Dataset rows
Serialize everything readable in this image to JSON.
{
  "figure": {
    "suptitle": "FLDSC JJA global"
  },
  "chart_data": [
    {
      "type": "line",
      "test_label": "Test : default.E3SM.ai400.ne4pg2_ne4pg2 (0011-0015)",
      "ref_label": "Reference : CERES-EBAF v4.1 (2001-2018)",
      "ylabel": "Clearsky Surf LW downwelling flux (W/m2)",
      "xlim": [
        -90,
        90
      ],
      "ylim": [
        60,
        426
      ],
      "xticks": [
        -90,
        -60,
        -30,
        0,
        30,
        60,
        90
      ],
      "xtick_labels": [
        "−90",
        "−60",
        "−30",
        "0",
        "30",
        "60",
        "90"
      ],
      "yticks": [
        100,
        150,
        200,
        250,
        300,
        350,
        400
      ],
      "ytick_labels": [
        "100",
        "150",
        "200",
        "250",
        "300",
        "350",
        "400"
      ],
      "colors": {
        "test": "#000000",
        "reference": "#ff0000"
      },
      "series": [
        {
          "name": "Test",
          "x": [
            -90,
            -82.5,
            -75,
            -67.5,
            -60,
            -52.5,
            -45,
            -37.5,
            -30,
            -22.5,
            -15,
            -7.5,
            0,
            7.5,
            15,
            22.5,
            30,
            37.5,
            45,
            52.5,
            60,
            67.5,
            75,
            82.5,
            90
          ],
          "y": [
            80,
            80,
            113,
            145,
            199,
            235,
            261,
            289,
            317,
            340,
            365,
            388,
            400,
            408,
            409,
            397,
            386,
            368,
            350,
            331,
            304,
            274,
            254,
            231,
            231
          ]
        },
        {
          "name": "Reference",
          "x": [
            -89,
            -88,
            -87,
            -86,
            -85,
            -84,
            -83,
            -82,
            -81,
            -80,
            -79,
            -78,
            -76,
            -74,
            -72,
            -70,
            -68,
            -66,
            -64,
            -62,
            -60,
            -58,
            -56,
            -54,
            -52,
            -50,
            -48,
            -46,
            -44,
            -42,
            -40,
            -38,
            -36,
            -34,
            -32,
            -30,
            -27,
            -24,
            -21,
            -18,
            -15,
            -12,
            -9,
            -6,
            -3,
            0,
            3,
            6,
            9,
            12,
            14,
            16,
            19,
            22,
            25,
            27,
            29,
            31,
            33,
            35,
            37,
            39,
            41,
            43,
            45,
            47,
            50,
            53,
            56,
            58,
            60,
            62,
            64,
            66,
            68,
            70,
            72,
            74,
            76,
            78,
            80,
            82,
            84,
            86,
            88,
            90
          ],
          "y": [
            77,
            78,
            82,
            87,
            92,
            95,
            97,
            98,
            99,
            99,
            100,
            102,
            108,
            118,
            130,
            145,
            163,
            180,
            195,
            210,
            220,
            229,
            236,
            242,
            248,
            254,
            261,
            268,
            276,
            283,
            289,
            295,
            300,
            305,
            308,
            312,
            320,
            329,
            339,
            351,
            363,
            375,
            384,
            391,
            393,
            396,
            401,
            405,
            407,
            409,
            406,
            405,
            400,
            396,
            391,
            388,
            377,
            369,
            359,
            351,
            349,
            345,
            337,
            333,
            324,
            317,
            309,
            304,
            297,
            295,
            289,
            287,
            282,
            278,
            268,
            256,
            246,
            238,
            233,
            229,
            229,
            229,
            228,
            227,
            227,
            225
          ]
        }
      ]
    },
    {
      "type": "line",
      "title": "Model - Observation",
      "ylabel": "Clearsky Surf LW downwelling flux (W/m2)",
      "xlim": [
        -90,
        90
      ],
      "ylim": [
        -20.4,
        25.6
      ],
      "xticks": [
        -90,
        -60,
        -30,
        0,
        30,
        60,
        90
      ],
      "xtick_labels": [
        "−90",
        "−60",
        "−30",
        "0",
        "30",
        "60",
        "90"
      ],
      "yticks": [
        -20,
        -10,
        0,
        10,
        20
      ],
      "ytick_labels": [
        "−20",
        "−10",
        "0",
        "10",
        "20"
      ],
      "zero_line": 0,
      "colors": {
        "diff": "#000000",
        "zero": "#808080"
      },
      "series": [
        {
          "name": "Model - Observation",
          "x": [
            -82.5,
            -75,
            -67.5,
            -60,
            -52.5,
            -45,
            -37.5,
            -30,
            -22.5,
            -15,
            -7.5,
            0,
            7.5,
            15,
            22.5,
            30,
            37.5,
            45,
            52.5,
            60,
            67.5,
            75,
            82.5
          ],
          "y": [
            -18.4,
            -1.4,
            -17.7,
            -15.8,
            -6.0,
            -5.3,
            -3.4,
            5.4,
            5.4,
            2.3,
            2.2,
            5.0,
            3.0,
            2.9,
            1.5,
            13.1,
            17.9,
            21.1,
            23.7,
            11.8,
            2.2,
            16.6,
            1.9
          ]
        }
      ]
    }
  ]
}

→ **WHAT TO DO**:
Extract the listing in its entirety, matching it exactly.

→ **TASK RESPONSE**:
Serialize everything readable in this image to JSON.
{
  "figure": {
    "suptitle": "FLDSC JJA global"
  },
  "chart_data": [
    {
      "type": "line",
      "test_label": "Test : default.E3SM.ai400.ne4pg2_ne4pg2 (0011-0015)",
      "ref_label": "Reference : CERES-EBAF v4.1 (2001-2018)",
      "ylabel": "Clearsky Surf LW downwelling flux (W/m2)",
      "xlim": [
        -90,
        90
      ],
      "ylim": [
        60,
        426
      ],
      "xticks": [
        -90,
        -60,
        -30,
        0,
        30,
        60,
        90
      ],
      "xtick_labels": [
        "−90",
        "−60",
        "−30",
        "0",
        "30",
        "60",
        "90"
      ],
      "yticks": [
        100,
        150,
        200,
        250,
        300,
        350,
        400
      ],
      "ytick_labels": [
        "100",
        "150",
        "200",
        "250",
        "300",
        "350",
        "400"
      ],
      "colors": {
        "test": "#000000",
        "reference": "#ff0000"
      },
      "series": [
        {
          "name": "Test",
          "x": [
            -90,
            -82.5,
            -75,
            -67.5,
            -60,
            -52.5,
            -45,
            -37.5,
            -30,
            -22.5,
            -15,
            -7.5,
            0,
            7.5,
            15,
            22.5,
            30,
            37.5,
            45,
            52.5,
            60,
            67.5,
            75,
            82.5,
            90
          ],
          "y": [
            80,
            80,
            113,
            145,
            199,
            235,
            261,
            289,
            317,
            340,
            365,
            388,
            400,
            408,
            409,
            397,
            386,
            368,
            350,
            331,
            304,
            274,
            254,
            231,
            231
          ]
        },
        {
          "name": "Reference",
          "x": [
            -89,
            -88,
            -87,
            -86,
            -85,
            -84,
            -83,
            -82,
            -81,
            -80,
            -79,
            -78,
            -76,
            -74,
            -72,
            -70,
            -68,
            -66,
            -64,
            -62,
            -60,
            -58,
            -56,
            -54,
            -52,
            -50,
            -48,
            -46,
            -44,
            -42,
            -40,
            -38,
            -36,
            -34,
            -32,
            -30,
            -27,
            -24,
            -21,
            -18,
            -15,
            -12,
            -9,
            -6,
            -3,
            0,
            3,
            6,
            9,
            12,
            14,
            16,
            19,
            22,
            25,
            27,
            29,
            31,
            33,
            35,
            37,
            39,
            41,
            43,
            45,
            47,
            50,
            53,
            56,
            58,
            60,
            62,
            64,
            66,
            68,
            70,
            72,
            74,
            76,
            78,
            80,
            82,
            84,
            86,
            88,
            90
          ],
          "y": [
            77,
            78,
            82,
            87,
            92,
            95,
            97,
            98,
            99,
            99,
            100,
            102,
            108,
            118,
            130,
            145,
            163,
            180,
            195,
            210,
            220,
            229,
            236,
            242,
            248,
            254,
            261,
            268,
            276,
            283,
            289,
            295,
            300,
            305,
            308,
            312,
            320,
            329,
            339,
            351,
            363,
            375,
            384,
            391,
            393,
            396,
            401,
            405,
            407,
            409,
            406,
            405,
            400,
            396,
            391,
            388,
            377,
            369,
            359,
            351,
            349,
            345,
            337,
            333,
            324,
            317,
            309,
            304,
            297,
            295,
            289,
            287,
            282,
            278,
            268,
            256,
            246,
            238,
            233,
            229,
            229,
            229,
            228,
            227,
            227,
            225
          ]
        }
      ]
    },
    {
      "type": "line",
      "title": "Model - Observation",
      "ylabel": "Clearsky Surf LW downwelling flux (W/m2)",
      "xlim": [
        -90,
        90
      ],
      "ylim": [
        -20.4,
        25.6
      ],
      "xticks": [
        -90,
        -60,
        -30,
        0,
        30,
        60,
        90
      ],
      "xtick_labels": [
        "−90",
        "−60",
        "−30",
        "0",
        "30",
        "60",
        "90"
      ],
      "yticks": [
        -20,
        -10,
        0,
        10,
        20
      ],
      "ytick_labels": [
        "−20",
        "−10",
        "0",
        "10",
        "20"
      ],
      "zero_line": 0,
      "colors": {
        "diff": "#000000",
        "zero": "#808080"
      },
      "series": [
        {
          "name": "Model - Observation",
          "x": [
            -82.5,
            -75,
            -67.5,
            -60,
            -52.5,
            -45,
            -37.5,
            -30,
            -22.5,
            -15,
            -7.5,
            0,
            7.5,
            15,
            22.5,
            30,
            37.5,
            45,
            52.5,
            60,
            67.5,
            75,
            82.5
          ],
          "y": [
            -18.4,
            -1.4,
            -17.7,
            -15.8,
            -6.0,
            -5.3,
            -3.4,
            5.4,
            5.4,
            2.3,
            2.2,
            5.0,
            3.0,
            2.9,
            1.5,
            13.1,
            17.9,
            21.1,
            23.7,
            11.8,
            2.2,
            16.6,
            1.9
          ]
        }
      ]
    }
  ]
}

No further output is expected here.